The exercise:
In the material below, find every line with "JSON" and pull it out.

Recorded information:
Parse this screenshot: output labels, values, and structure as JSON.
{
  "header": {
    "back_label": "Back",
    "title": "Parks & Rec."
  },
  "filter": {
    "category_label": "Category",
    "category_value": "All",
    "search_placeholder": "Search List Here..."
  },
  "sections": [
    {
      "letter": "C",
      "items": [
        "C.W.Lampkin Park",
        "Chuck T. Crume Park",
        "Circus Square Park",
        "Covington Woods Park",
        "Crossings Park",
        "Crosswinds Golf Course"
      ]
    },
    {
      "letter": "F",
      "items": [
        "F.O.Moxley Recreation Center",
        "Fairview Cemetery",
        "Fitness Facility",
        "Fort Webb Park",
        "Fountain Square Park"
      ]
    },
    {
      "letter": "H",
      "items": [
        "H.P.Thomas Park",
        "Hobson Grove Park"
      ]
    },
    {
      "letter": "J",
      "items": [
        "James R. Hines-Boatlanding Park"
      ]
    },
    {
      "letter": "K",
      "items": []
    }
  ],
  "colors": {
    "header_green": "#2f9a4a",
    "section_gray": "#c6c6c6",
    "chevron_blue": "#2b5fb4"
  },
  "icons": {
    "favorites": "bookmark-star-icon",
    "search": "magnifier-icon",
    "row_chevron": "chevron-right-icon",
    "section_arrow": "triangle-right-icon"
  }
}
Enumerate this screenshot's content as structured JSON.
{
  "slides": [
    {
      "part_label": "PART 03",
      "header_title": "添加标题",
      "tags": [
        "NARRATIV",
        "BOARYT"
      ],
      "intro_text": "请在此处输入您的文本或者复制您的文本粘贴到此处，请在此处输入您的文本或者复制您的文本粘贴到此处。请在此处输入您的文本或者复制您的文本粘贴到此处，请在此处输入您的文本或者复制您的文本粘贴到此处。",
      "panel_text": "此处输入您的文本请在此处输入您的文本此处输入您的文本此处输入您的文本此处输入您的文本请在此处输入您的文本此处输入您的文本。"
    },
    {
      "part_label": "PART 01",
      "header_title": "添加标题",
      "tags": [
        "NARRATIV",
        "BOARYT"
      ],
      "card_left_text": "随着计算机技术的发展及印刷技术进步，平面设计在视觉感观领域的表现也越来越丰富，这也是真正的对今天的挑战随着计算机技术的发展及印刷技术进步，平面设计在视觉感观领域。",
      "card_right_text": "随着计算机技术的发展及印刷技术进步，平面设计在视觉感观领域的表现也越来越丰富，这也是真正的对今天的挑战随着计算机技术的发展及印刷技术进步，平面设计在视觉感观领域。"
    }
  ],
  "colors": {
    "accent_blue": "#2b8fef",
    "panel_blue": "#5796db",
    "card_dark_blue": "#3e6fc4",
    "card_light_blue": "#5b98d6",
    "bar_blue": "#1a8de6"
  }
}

* * *

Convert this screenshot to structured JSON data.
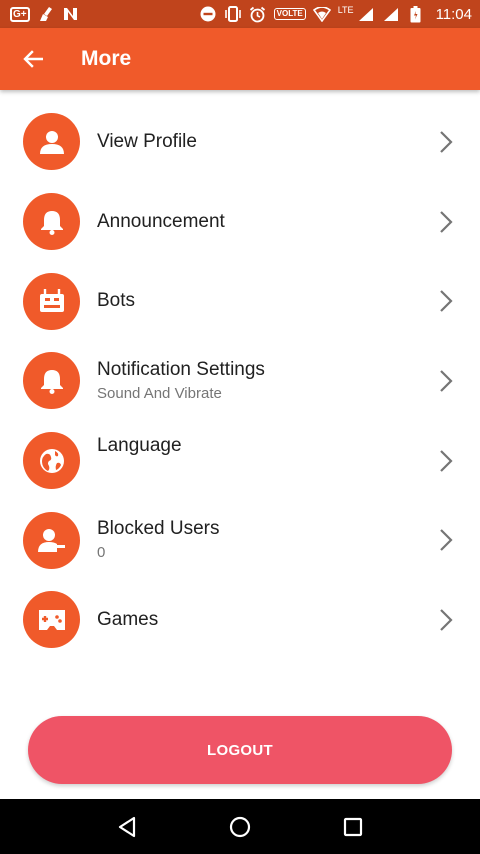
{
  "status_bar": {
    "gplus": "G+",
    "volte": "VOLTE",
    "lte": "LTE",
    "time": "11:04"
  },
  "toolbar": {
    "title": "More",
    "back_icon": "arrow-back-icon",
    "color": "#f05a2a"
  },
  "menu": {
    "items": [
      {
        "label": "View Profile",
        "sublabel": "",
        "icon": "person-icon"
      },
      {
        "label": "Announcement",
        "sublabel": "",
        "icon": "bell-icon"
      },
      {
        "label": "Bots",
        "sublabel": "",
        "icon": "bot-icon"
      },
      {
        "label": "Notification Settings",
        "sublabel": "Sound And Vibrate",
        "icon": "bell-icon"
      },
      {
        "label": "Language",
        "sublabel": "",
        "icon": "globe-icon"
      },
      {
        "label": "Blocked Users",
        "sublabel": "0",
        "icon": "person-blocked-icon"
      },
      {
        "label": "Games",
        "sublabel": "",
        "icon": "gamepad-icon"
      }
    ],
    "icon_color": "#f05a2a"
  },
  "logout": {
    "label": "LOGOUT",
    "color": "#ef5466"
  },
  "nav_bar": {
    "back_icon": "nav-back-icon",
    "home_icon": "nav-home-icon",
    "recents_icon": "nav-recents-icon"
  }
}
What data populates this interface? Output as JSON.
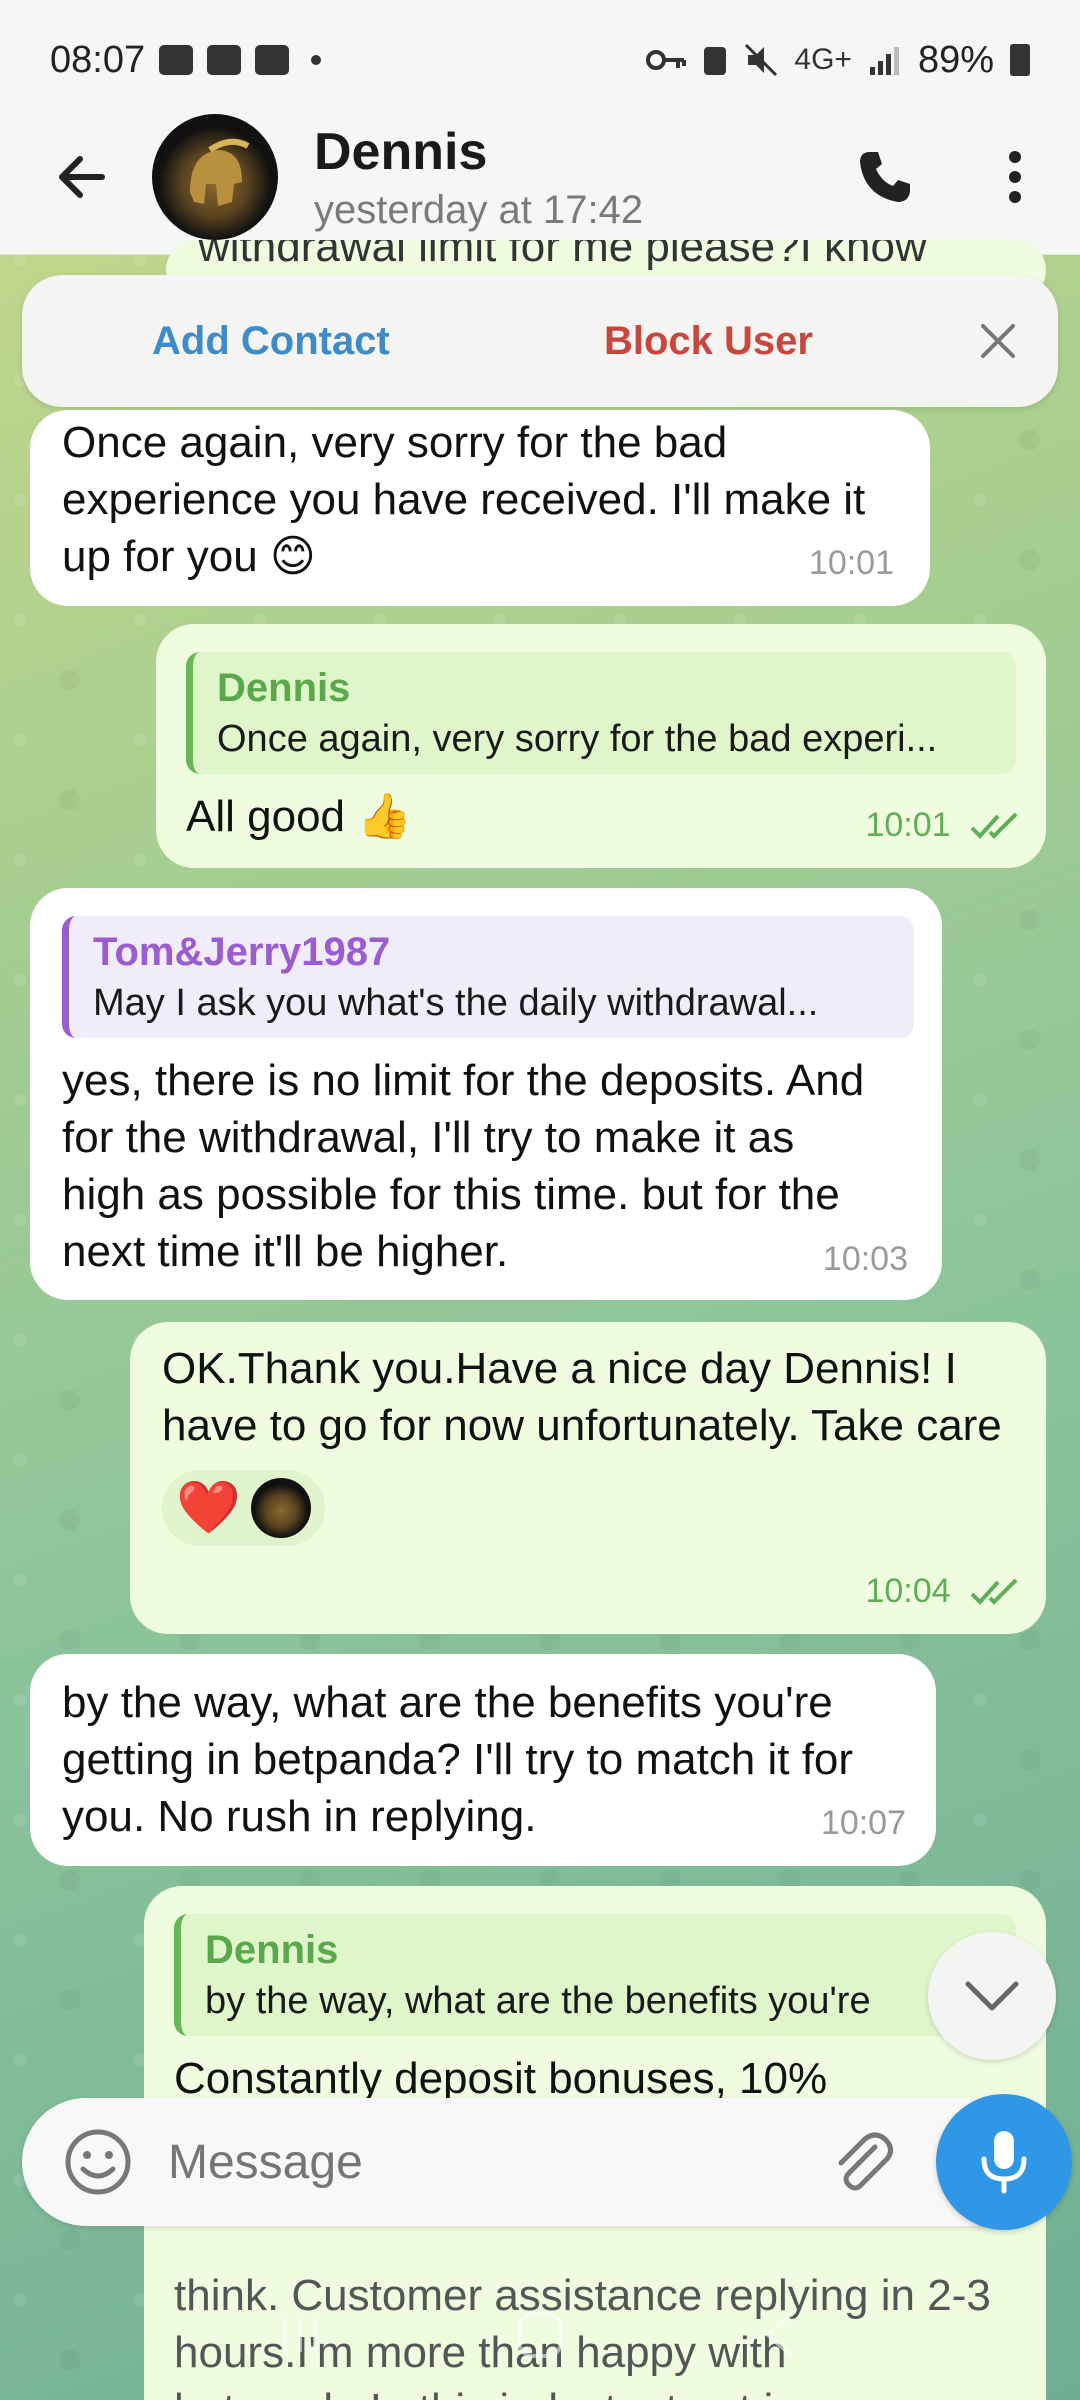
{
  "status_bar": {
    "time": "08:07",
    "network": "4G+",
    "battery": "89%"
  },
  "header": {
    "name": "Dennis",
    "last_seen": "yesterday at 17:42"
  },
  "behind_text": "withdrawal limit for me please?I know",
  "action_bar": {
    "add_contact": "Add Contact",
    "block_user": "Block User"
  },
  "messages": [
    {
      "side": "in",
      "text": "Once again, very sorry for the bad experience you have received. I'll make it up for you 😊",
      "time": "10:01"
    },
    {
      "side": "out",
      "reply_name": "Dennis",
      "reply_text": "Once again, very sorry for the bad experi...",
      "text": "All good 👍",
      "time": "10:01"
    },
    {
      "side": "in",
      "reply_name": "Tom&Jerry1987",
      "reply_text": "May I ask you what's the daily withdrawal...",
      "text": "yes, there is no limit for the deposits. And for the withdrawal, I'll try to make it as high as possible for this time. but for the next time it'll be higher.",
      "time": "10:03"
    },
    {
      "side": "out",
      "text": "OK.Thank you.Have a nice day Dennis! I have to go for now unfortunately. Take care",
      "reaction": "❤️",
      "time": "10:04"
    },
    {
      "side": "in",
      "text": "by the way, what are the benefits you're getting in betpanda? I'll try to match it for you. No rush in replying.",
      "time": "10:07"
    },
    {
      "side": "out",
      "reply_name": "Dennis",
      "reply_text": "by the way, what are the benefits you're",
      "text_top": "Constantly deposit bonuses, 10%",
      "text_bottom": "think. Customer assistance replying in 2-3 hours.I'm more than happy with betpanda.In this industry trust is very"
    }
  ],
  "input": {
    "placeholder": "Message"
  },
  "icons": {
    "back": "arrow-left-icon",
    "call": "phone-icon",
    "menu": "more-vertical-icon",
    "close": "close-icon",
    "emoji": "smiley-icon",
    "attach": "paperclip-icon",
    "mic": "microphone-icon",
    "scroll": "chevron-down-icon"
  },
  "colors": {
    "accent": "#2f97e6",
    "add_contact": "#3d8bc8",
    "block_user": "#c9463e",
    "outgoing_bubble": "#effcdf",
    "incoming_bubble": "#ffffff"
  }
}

Worked answer:
Parse this screenshot: output labels, values, and structure as JSON.
Enumerate this screenshot's content as structured JSON.
Convert this screenshot to structured JSON data.
What data populates this interface? Output as JSON.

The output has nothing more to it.